> _本文_:

有間先生がこの作品をつくった動機は何だったのかもちろんわからないのですが、描いたきっかけは「コロナ」だったのではないかと思うのです。二人の女性の人生と世相を密接に絡ませて描いた物語です。

『ビッグコミックオリジナル』の本誌と増刊号に読み切りシリーズとして掲載された以下の6本がこのシリーズの作品ではないかと思います。他にあったかもしれませんが‥。

1.「羊が金の星をとぶ」

『ビッグコミックオリジナル』2021年第14号/2021年7月20号 p145~172(28p) 

が金の星をとぶ

小学校のときの二人が出会った頃のお話。それからときわが大学卒業後、小さな衣料品会社に就職して営業として働いていて1年目、しえるが訪ねてきて一緒に暮らし始めます。そこからさらに時間が飛んで、2021年になってコロナ禍の二人の暮らしが描かれます。

2.「仔羊ソワレ」

『ビッグコミックオリジナル』2023年第4号/2023年2月20日号 p173~194(22p)

> _求められる作業_:
漫画作品を紹介した本文から、「有間先生がこの作品をつくった」で始まり「年7月20号 p145~172(28p)」に至るまでの部分を、一字も変えずに出力してください。 ここに続く資料は、本文の内容とは関係がありません。

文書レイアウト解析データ
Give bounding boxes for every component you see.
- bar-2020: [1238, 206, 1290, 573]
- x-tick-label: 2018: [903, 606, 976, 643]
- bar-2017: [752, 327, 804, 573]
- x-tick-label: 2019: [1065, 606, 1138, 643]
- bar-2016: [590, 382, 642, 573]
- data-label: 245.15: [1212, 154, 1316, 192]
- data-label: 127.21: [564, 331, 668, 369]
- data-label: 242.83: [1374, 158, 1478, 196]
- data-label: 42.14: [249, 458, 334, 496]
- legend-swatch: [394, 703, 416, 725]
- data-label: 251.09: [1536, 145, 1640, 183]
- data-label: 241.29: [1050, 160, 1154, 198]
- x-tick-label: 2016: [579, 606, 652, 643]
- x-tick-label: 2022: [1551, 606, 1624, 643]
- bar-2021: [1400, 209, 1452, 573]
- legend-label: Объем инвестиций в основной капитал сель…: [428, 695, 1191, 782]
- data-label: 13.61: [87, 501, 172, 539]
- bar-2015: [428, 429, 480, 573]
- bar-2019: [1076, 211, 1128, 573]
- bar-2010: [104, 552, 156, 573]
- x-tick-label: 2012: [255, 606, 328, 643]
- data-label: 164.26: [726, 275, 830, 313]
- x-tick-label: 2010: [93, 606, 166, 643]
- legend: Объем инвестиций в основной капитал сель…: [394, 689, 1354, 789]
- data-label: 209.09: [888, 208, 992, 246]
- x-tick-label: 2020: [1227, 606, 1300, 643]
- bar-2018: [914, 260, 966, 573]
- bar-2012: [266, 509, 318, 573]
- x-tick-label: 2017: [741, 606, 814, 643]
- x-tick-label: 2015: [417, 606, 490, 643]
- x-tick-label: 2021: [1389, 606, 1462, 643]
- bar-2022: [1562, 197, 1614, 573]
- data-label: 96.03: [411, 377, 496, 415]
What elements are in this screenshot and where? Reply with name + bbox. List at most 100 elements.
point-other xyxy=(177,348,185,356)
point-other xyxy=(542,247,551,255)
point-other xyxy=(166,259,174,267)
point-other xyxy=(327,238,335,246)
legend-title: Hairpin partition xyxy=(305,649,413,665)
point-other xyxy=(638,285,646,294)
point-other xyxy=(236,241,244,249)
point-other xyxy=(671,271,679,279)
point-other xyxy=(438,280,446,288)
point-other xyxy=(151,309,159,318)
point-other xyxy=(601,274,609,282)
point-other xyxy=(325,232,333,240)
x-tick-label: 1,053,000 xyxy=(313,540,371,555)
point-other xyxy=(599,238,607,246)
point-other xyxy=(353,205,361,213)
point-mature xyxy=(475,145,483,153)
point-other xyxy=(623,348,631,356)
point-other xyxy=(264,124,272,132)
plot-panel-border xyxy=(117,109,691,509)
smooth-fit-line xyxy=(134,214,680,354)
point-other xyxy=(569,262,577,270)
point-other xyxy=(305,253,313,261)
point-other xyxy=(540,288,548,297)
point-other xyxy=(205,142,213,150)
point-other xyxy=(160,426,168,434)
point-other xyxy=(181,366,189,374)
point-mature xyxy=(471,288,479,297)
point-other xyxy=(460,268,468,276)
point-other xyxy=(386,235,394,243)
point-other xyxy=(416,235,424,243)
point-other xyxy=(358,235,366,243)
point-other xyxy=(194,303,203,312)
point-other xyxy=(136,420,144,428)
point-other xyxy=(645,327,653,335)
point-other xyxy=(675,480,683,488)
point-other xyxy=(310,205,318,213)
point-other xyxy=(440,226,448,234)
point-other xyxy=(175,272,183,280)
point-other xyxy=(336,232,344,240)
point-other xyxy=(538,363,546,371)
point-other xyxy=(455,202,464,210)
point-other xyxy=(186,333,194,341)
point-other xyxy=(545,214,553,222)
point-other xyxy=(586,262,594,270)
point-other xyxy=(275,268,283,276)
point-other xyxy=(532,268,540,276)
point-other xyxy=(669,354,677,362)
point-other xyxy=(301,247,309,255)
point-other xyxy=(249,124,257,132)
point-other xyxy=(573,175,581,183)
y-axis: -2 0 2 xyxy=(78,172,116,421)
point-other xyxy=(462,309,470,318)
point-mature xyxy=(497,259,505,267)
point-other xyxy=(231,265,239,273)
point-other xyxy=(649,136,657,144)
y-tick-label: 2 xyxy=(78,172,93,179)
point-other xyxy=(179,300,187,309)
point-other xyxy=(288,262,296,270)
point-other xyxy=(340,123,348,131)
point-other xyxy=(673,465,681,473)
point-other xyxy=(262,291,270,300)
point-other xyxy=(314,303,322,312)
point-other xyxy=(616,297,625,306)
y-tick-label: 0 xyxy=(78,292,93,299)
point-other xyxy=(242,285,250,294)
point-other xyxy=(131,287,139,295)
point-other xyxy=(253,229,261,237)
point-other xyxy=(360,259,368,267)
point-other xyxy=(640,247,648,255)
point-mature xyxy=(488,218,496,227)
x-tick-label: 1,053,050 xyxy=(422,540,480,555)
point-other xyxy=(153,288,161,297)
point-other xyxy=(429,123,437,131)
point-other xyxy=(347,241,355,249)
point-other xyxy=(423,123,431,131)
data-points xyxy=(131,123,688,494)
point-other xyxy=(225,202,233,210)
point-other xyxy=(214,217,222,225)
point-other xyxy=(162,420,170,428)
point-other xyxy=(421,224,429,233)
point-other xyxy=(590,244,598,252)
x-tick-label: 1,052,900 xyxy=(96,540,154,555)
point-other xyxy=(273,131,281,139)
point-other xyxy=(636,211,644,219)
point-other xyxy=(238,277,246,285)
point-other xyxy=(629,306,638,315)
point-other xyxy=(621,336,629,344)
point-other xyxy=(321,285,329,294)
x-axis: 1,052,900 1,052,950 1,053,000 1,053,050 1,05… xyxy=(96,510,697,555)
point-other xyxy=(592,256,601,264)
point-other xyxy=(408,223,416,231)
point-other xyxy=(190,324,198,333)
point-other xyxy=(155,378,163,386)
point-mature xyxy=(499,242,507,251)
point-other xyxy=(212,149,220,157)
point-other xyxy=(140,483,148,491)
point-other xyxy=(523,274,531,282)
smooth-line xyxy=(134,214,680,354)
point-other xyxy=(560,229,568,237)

> _課題の解答_:
有間先生がこの作品をつくった動機は何だったのかもちろんわからないのですが、描いたきっかけは「コロナ」だったのではないかと思うのです。二人の女性の人生と世相を密接に絡ませて描いた物語です。

『ビッグコミックオリジナル』の本誌と増刊号に読み切りシリーズとして掲載された以下の6本がこのシリーズの作品ではないかと思います。他にあったかもしれませんが‥。

1.「羊が金の星をとぶ」

『ビッグコミックオリジナル』2021年第14号/2021年7月20号 p145~172(28p)